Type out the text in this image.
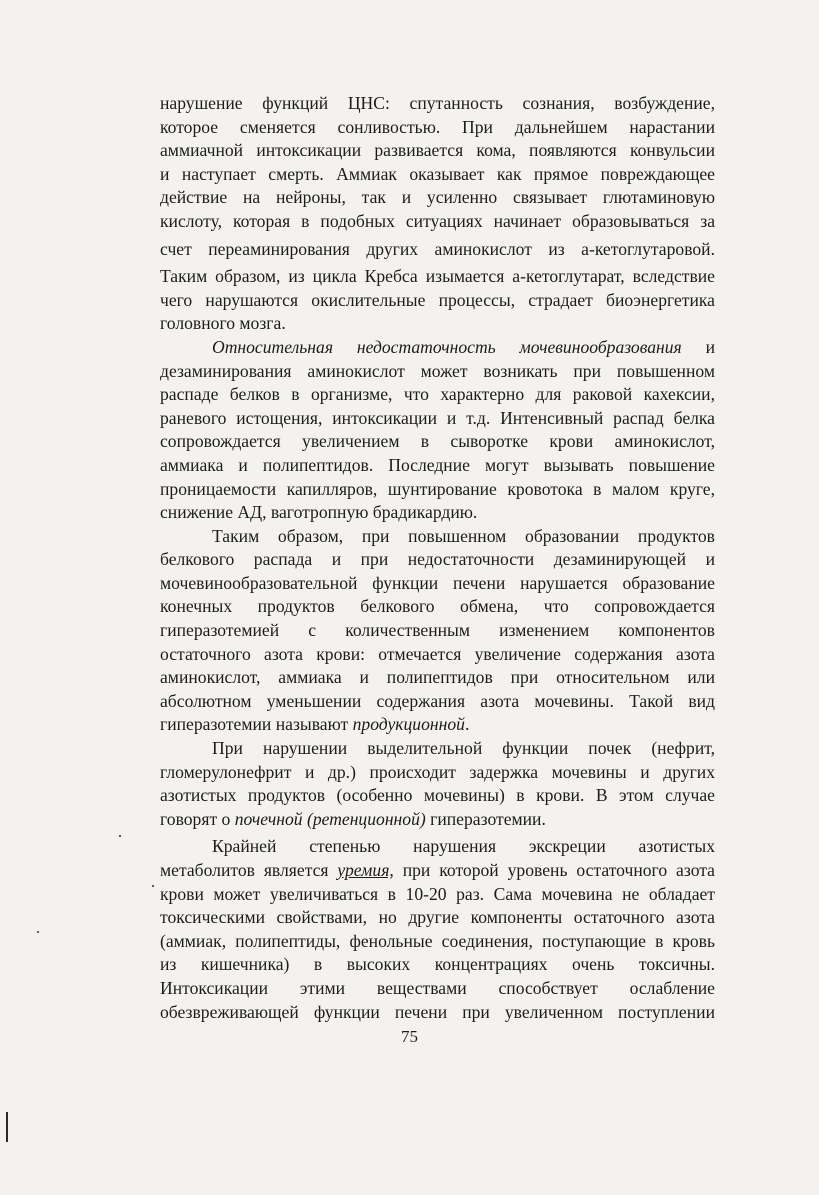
нарушение функций ЦНС: спутанность сознания, возбуждение,
которое сменяется сонливостью. При дальнейшем нарастании
аммиачной интоксикации развивается кома, появляются конвульсии
и наступает смерть. Аммиак оказывает как прямое повреждающее
действие на нейроны, так и усиленно связывает глютаминовую
кислоту, которая в подобных ситуациях начинает образовываться за
счет переаминирования других аминокислот из а-кетоглутаровой.
Таким образом, из цикла Кребса изымается а-кетоглутарат, вследствие
чего нарушаются окислительные процессы, страдает биоэнергетика
головного мозга.
Относительная недостаточность мочевинообразования и
дезаминирования аминокислот может возникать при повышенном
распаде белков в организме, что характерно для раковой кахексии,
раневого истощения, интоксикации и т.д. Интенсивный распад белка
сопровождается увеличением в сыворотке крови аминокислот,
аммиака и полипептидов. Последние могут вызывать повышение
проницаемости капилляров, шунтирование кровотока в малом круге,
снижение АД, ваготропную брадикардию.
Таким образом, при повышенном образовании продуктов
белкового распада и при недостаточности дезаминирующей и
мочевинообразовательной функции печени нарушается образование
конечных продуктов белкового обмена, что сопровождается
гиперазотемией с количественным изменением компонентов
остаточного азота крови: отмечается увеличение содержания азота
аминокислот, аммиака и полипептидов при относительном или
абсолютном уменьшении содержания азота мочевины. Такой вид
гиперазотемии называют продукционной.
При нарушении выделительной функции почек (нефрит,
гломерулонефрит и др.) происходит задержка мочевины и других
азотистых продуктов (особенно мочевины) в крови. В этом случае
говорят о почечной (ретенционной) гиперазотемии.
Крайней степенью нарушения экскреции азотистых
метаболитов является уремия, при которой уровень остаточного азота
крови может увеличиваться в 10-20 раз. Сама мочевина не обладает
токсическими свойствами, но другие компоненты остаточного азота
(аммиак, полипептиды, фенольные соединения, поступающие в кровь
из кишечника) в высоких концентрациях очень токсичны.
Интоксикации этими веществами способствует ослабление
обезвреживающей функции печени при увеличенном поступлении
75
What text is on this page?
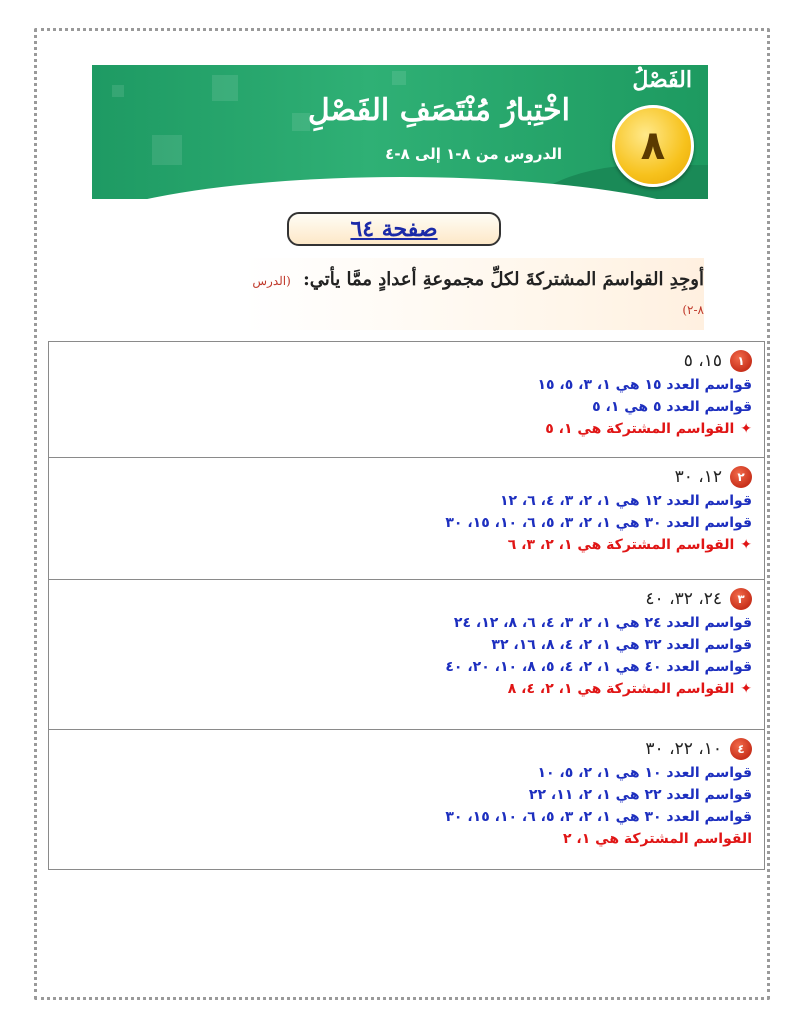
الفَصْلُ
٨
اخْتِبارُ مُنْتَصَفِ الفَصْلِ
الدروس من ٨-١ إلى ٨-٤
صفحة ٦٤
أوجِدِ القواسمَ المشتركةَ لكلِّ مجموعةِ أعدادٍ ممَّا يأتي: (الدرس ٨-٢)
١
١٥، ٥
قواسم العدد ١٥ هي ١، ٣، ٥، ١٥
قواسم العدد ٥ هي ١، ٥
✦القواسم المشتركة هي ١، ٥
٢
١٢، ٣٠
قواسم العدد ١٢ هي ١، ٢، ٣، ٤، ٦، ١٢
قواسم العدد ٣٠ هي ١، ٢، ٣، ٥، ٦، ١٠، ١٥، ٣٠
✦القواسم المشتركة هي ١، ٢، ٣، ٦
٣
٢٤، ٣٢، ٤٠
قواسم العدد ٢٤ هي ١، ٢، ٣، ٤، ٦، ٨، ١٢، ٢٤
قواسم العدد ٣٢ هي ١، ٢، ٤، ٨، ١٦، ٣٢
قواسم العدد ٤٠ هي ١، ٢، ٤، ٥، ٨، ١٠، ٢٠، ٤٠
✦القواسم المشتركة هي ١، ٢، ٤، ٨
٤
١٠، ٢٢، ٣٠
قواسم العدد ١٠ هي ١، ٢، ٥، ١٠
قواسم العدد ٢٢ هي ١، ٢، ١١، ٢٢
قواسم العدد ٣٠ هي ١، ٢، ٣، ٥، ٦، ١٠، ١٥، ٣٠
القواسم المشتركة هي ١، ٢
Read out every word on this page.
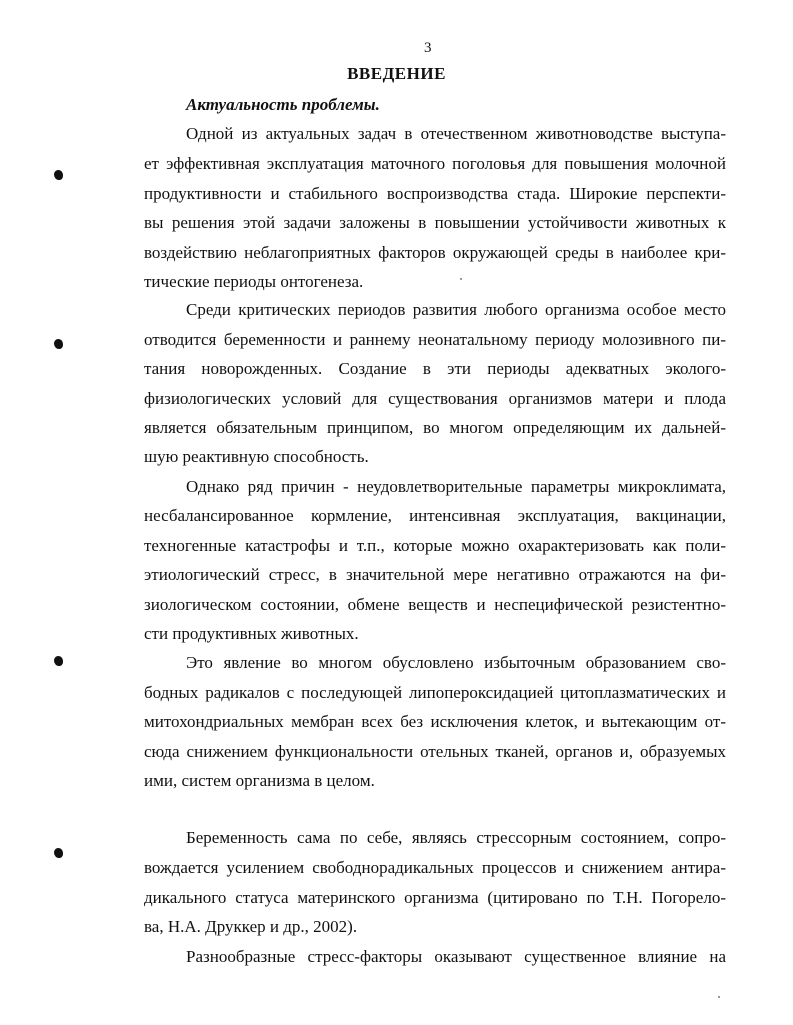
3
ВВЕДЕНИЕ
Актуальность проблемы.
Одной из актуальных задач в отечественном животноводстве выступа-
ет эффективная эксплуатация маточного поголовья для повышения молочной
продуктивности и стабильного воспроизводства стада. Широкие перспекти-
вы решения этой задачи заложены в повышении устойчивости животных к
воздействию неблагоприятных факторов окружающей среды в наиболее кри-
тические периоды онтогенеза.
Среди критических периодов развития любого организма особое место
отводится беременности и раннему неонатальному периоду молозивного пи-
тания новорожденных. Создание в эти периоды адекватных эколого-
физиологических условий для существования организмов матери и плода
является обязательным принципом, во многом определяющим их дальней-
шую реактивную способность.
Однако ряд причин - неудовлетворительные параметры микроклимата,
несбалансированное кормление, интенсивная эксплуатация, вакцинации,
техногенные катастрофы и т.п., которые можно охарактеризовать как поли-
этиологический стресс, в значительной мере негативно отражаются на фи-
зиологическом состоянии, обмене веществ и неспецифической резистентно-
сти продуктивных животных.
Это явление во многом обусловлено избыточным образованием сво-
бодных радикалов с последующей липопероксидацией цитоплазматических и
митохондриальных мембран всех без исключения клеток, и вытекающим от-
сюда снижением функциональности отельных тканей, органов и, образуемых
ими, систем организма в целом.
Беременность сама по себе, являясь стрессорным состоянием, сопро-
вождается усилением свободнорадикальных процессов и снижением антира-
дикального статуса материнского организма (цитировано по Т.Н. Погорело-
ва, Н.А. Друккер и др., 2002).
Разнообразные стресс-факторы оказывают существенное влияние на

+++++

» To do
Copy the records exactly as they appear, excluding images.

» Full response
Type out the text in this image.
нарушение функций ЦНС: спутанность сознания, возбуждение,
которое сменяется сонливостью. При дальнейшем нарастании
аммиачной интоксикации развивается кома, появляются конвульсии
и наступает смерть. Аммиак оказывает как прямое повреждающее
действие на нейроны, так и усиленно связывает глютаминовую
кислоту, которая в подобных ситуациях начинает образовываться за
счет переаминирования других аминокислот из а-кетоглутаровой.
Таким образом, из цикла Кребса изымается а-кетоглутарат, вследствие
чего нарушаются окислительные процессы, страдает биоэнергетика
головного мозга.
Относительная недостаточность мочевинообразования и
дезаминирования аминокислот может возникать при повышенном
распаде белков в организме, что характерно для раковой кахексии,
раневого истощения, интоксикации и т.д. Интенсивный распад белка
сопровождается увеличением в сыворотке крови аминокислот,
аммиака и полипептидов. Последние могут вызывать повышение
проницаемости капилляров, шунтирование кровотока в малом круге,
снижение АД, ваготропную брадикардию.
Таким образом, при повышенном образовании продуктов
белкового распада и при недостаточности дезаминирующей и
мочевинообразовательной функции печени нарушается образование
конечных продуктов белкового обмена, что сопровождается
гиперазотемией с количественным изменением компонентов
остаточного азота крови: отмечается увеличение содержания азота
аминокислот, аммиака и полипептидов при относительном или
абсолютном уменьшении содержания азота мочевины. Такой вид
гиперазотемии называют продукционной.
При нарушении выделительной функции почек (нефрит,
гломерулонефрит и др.) происходит задержка мочевины и других
азотистых продуктов (особенно мочевины) в крови. В этом случае
говорят о почечной (ретенционной) гиперазотемии.
Крайней степенью нарушения экскреции азотистых
метаболитов является уремия, при которой уровень остаточного азота
крови может увеличиваться в 10-20 раз. Сама мочевина не обладает
токсическими свойствами, но другие компоненты остаточного азота
(аммиак, полипептиды, фенольные соединения, поступающие в кровь
из кишечника) в высоких концентрациях очень токсичны.
Интоксикации этими веществами способствует ослабление
обезвреживающей функции печени при увеличенном поступлении
75
What text is on this page?
الفَصْلُ
٨
اخْتِبارُ مُنْتَصَفِ الفَصْلِ
الدروس من ٨-١ إلى ٨-٤
صفحة ٦٤
أوجِدِ القواسمَ المشتركةَ لكلِّ مجموعةِ أعدادٍ ممَّا يأتي: (الدرس ٨-٢)
١
١٥، ٥
قواسم العدد ١٥ هي ١، ٣، ٥، ١٥
قواسم العدد ٥ هي ١، ٥
✦القواسم المشتركة هي ١، ٥
٢
١٢، ٣٠
قواسم العدد ١٢ هي ١، ٢، ٣، ٤، ٦، ١٢
قواسم العدد ٣٠ هي ١، ٢، ٣، ٥، ٦، ١٠، ١٥، ٣٠
✦القواسم المشتركة هي ١، ٢، ٣، ٦
٣
٢٤، ٣٢، ٤٠
قواسم العدد ٢٤ هي ١، ٢، ٣، ٤، ٦، ٨، ١٢، ٢٤
قواسم العدد ٣٢ هي ١، ٢، ٤، ٨، ١٦، ٣٢
قواسم العدد ٤٠ هي ١، ٢، ٤، ٥، ٨، ١٠، ٢٠، ٤٠
✦القواسم المشتركة هي ١، ٢، ٤، ٨
٤
١٠، ٢٢، ٣٠
قواسم العدد ١٠ هي ١، ٢، ٥، ١٠
قواسم العدد ٢٢ هي ١، ٢، ١١، ٢٢
قواسم العدد ٣٠ هي ١، ٢، ٣، ٥، ٦، ١٠، ١٥، ٣٠
القواسم المشتركة هي ١، ٢
Read out every word on this page.
3
ВВЕДЕНИЕ
Актуальность проблемы.
Одной из актуальных задач в отечественном животноводстве выступа-
ет эффективная эксплуатация маточного поголовья для повышения молочной
продуктивности и стабильного воспроизводства стада. Широкие перспекти-
вы решения этой задачи заложены в повышении устойчивости животных к
воздействию неблагоприятных факторов окружающей среды в наиболее кри-
тические периоды онтогенеза.
Среди критических периодов развития любого организма особое место
отводится беременности и раннему неонатальному периоду молозивного пи-
тания новорожденных. Создание в эти периоды адекватных эколого-
физиологических условий для существования организмов матери и плода
является обязательным принципом, во многом определяющим их дальней-
шую реактивную способность.
Однако ряд причин - неудовлетворительные параметры микроклимата,
несбалансированное кормление, интенсивная эксплуатация, вакцинации,
техногенные катастрофы и т.п., которые можно охарактеризовать как поли-
этиологический стресс, в значительной мере негативно отражаются на фи-
зиологическом состоянии, обмене веществ и неспецифической резистентно-
сти продуктивных животных.
Это явление во многом обусловлено избыточным образованием сво-
бодных радикалов с последующей липопероксидацией цитоплазматических и
митохондриальных мембран всех без исключения клеток, и вытекающим от-
сюда снижением функциональности отельных тканей, органов и, образуемых
ими, систем организма в целом.
Беременность сама по себе, являясь стрессорным состоянием, сопро-
вождается усилением свободнорадикальных процессов и снижением антира-
дикального статуса материнского организма (цитировано по Т.Н. Погорело-
ва, Н.А. Друккер и др., 2002).
Разнообразные стресс-факторы оказывают существенное влияние на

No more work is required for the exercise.